**WHAT YOU SHOULD DO**:
Go through the lines below. Copy those with "广东专用".
"""
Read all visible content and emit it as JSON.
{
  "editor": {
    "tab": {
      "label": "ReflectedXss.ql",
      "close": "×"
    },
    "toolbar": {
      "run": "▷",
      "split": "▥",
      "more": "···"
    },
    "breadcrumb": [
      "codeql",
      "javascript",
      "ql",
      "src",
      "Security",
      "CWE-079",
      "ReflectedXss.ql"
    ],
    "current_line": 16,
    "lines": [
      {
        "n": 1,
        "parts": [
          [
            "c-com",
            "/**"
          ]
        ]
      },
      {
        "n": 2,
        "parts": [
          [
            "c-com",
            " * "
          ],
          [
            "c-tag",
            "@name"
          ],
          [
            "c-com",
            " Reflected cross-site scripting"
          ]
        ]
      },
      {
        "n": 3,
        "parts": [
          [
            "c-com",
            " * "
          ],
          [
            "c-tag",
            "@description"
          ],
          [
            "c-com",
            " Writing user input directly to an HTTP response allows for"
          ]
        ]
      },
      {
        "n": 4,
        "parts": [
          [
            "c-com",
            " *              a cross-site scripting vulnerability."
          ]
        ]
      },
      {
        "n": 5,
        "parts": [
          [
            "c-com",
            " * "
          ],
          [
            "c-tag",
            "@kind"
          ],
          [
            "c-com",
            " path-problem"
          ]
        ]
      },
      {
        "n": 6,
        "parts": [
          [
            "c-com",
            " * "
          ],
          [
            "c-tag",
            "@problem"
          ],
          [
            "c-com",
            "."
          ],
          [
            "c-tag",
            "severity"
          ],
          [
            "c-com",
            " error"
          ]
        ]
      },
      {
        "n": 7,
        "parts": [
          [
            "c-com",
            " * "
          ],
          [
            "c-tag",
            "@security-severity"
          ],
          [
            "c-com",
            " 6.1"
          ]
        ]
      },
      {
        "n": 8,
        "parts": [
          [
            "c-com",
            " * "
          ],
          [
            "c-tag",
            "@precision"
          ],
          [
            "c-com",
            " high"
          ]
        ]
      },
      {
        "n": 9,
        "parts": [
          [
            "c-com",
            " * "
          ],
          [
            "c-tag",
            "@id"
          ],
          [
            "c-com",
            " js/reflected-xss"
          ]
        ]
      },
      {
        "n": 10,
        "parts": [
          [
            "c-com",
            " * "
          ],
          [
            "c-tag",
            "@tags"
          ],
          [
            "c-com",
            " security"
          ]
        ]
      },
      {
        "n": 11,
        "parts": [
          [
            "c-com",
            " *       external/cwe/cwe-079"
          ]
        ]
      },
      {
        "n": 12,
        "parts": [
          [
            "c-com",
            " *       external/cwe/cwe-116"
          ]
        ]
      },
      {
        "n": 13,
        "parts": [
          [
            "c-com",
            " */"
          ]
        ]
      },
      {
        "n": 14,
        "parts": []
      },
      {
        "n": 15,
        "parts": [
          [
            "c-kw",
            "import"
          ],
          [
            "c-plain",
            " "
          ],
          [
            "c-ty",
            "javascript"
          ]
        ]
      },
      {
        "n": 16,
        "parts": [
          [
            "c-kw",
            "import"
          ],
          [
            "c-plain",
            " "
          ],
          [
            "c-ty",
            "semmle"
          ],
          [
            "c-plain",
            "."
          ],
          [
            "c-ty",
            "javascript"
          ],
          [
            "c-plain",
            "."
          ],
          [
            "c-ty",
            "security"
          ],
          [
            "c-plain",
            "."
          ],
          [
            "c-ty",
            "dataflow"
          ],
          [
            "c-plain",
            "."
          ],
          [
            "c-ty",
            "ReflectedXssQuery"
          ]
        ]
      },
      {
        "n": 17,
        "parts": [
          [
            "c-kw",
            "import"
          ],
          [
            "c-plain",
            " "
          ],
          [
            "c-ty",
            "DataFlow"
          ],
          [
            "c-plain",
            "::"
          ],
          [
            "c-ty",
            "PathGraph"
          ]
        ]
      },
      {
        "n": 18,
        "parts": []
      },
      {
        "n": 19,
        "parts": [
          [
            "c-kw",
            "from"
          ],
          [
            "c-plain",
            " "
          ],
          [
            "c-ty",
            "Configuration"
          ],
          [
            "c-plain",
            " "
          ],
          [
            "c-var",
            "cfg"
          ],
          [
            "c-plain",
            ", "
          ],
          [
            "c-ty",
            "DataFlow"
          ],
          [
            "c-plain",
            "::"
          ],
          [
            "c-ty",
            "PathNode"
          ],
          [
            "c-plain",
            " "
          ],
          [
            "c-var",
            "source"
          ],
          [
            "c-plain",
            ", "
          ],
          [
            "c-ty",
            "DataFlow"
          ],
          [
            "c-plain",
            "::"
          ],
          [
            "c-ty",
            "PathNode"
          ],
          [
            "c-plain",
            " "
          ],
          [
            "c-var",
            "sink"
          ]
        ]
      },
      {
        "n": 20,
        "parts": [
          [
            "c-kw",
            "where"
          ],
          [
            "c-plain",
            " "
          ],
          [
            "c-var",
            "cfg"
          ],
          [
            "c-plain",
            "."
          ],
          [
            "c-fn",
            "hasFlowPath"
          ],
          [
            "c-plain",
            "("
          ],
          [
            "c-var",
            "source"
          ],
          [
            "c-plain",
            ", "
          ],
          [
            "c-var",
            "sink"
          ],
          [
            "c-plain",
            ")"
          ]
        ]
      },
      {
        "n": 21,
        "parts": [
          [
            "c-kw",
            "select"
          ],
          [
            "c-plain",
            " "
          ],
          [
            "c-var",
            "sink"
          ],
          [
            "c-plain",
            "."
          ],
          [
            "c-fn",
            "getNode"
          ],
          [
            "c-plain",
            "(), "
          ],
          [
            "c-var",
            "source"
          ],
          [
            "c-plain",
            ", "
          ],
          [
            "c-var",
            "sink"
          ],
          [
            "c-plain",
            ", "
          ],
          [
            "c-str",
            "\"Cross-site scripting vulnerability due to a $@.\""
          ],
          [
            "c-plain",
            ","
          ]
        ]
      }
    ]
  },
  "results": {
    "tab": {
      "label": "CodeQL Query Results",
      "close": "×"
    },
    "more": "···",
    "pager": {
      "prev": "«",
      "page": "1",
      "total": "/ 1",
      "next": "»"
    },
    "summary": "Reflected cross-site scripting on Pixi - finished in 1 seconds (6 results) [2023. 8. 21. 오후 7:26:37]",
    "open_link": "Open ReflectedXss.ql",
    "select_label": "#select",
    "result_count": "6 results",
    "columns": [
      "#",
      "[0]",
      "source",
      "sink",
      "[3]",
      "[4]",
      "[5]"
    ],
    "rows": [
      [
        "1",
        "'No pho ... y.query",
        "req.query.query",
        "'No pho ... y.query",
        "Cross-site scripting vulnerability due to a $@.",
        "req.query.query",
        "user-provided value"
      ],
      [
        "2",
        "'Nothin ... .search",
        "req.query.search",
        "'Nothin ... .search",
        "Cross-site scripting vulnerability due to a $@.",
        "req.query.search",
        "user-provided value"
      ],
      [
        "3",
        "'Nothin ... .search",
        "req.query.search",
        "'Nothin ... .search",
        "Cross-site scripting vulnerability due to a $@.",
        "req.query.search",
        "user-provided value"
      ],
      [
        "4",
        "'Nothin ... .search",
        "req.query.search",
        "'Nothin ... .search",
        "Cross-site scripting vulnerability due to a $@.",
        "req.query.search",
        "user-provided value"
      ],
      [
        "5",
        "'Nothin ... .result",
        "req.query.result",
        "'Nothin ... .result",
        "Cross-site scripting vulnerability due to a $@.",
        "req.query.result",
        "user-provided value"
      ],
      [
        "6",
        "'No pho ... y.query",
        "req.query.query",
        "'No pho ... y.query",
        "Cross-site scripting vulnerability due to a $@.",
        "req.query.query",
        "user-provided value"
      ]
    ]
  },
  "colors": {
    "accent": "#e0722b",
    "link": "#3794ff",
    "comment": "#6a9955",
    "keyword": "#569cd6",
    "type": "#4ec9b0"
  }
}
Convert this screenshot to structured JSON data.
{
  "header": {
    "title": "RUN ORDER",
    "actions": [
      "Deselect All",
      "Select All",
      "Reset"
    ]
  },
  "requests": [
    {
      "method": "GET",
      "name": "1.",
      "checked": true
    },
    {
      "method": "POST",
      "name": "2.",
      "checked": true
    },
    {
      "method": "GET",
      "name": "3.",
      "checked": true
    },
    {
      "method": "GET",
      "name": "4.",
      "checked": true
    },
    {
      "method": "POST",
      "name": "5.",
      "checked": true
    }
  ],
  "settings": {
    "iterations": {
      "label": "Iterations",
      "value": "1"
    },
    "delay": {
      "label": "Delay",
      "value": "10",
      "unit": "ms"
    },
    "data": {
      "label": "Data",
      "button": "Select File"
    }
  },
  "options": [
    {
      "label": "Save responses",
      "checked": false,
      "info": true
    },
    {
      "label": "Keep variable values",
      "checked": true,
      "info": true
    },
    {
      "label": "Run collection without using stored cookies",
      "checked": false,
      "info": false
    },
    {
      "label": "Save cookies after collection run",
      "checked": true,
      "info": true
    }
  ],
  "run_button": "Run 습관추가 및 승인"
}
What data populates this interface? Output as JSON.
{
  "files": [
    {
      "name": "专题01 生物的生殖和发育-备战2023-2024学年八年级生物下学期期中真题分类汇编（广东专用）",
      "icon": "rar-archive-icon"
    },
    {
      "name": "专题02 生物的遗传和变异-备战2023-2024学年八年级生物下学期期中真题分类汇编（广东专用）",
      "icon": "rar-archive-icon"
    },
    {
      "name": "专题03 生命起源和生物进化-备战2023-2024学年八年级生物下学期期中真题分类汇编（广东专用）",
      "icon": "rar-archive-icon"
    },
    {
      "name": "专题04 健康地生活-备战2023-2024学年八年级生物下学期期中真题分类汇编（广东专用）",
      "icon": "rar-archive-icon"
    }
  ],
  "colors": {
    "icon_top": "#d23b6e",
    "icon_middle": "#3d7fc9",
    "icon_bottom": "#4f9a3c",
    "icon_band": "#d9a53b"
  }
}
"""
**SOLVED PROBLEM**:
      "name": "专题01 生物的生殖和发育-备战2023-2024学年八年级生物下学期期中真题分类汇编（广东专用）",
      "name": "专题02 生物的遗传和变异-备战2023-2024学年八年级生物下学期期中真题分类汇编（广东专用）",
      "name": "专题03 生命起源和生物进化-备战2023-2024学年八年级生物下学期期中真题分类汇编（广东专用）",
      "name": "专题04 健康地生活-备战2023-2024学年八年级生物下学期期中真题分类汇编（广东专用）",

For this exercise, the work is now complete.